------ INFORMATION SHOWN

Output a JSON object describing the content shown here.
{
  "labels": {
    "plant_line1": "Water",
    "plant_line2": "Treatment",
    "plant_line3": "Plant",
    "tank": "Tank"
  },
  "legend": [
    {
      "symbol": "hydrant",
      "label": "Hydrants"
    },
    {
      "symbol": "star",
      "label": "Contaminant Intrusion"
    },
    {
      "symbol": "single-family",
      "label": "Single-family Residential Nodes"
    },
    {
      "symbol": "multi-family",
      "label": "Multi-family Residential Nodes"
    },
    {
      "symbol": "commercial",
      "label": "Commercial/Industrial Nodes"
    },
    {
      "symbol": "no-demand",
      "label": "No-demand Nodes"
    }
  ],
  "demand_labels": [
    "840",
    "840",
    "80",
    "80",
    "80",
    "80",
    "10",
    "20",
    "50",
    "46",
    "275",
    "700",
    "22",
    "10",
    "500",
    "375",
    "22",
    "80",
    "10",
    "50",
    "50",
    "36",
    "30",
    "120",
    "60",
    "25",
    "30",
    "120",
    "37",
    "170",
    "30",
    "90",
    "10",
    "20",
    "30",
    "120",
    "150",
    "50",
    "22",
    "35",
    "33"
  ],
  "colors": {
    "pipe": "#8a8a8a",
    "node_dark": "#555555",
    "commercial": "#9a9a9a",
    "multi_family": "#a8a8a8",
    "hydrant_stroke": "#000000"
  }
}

------------

▶ _THE EXERCISE_
Repeat the preceding lines exactly, please, every one of them.

▶ _REPLY_
Output a JSON object describing the content shown here.
{
  "labels": {
    "plant_line1": "Water",
    "plant_line2": "Treatment",
    "plant_line3": "Plant",
    "tank": "Tank"
  },
  "legend": [
    {
      "symbol": "hydrant",
      "label": "Hydrants"
    },
    {
      "symbol": "star",
      "label": "Contaminant Intrusion"
    },
    {
      "symbol": "single-family",
      "label": "Single-family Residential Nodes"
    },
    {
      "symbol": "multi-family",
      "label": "Multi-family Residential Nodes"
    },
    {
      "symbol": "commercial",
      "label": "Commercial/Industrial Nodes"
    },
    {
      "symbol": "no-demand",
      "label": "No-demand Nodes"
    }
  ],
  "demand_labels": [
    "840",
    "840",
    "80",
    "80",
    "80",
    "80",
    "10",
    "20",
    "50",
    "46",
    "275",
    "700",
    "22",
    "10",
    "500",
    "375",
    "22",
    "80",
    "10",
    "50",
    "50",
    "36",
    "30",
    "120",
    "60",
    "25",
    "30",
    "120",
    "37",
    "170",
    "30",
    "90",
    "10",
    "20",
    "30",
    "120",
    "150",
    "50",
    "22",
    "35",
    "33"
  ],
  "colors": {
    "pipe": "#8a8a8a",
    "node_dark": "#555555",
    "commercial": "#9a9a9a",
    "multi_family": "#a8a8a8",
    "hydrant_stroke": "#000000"
  }
}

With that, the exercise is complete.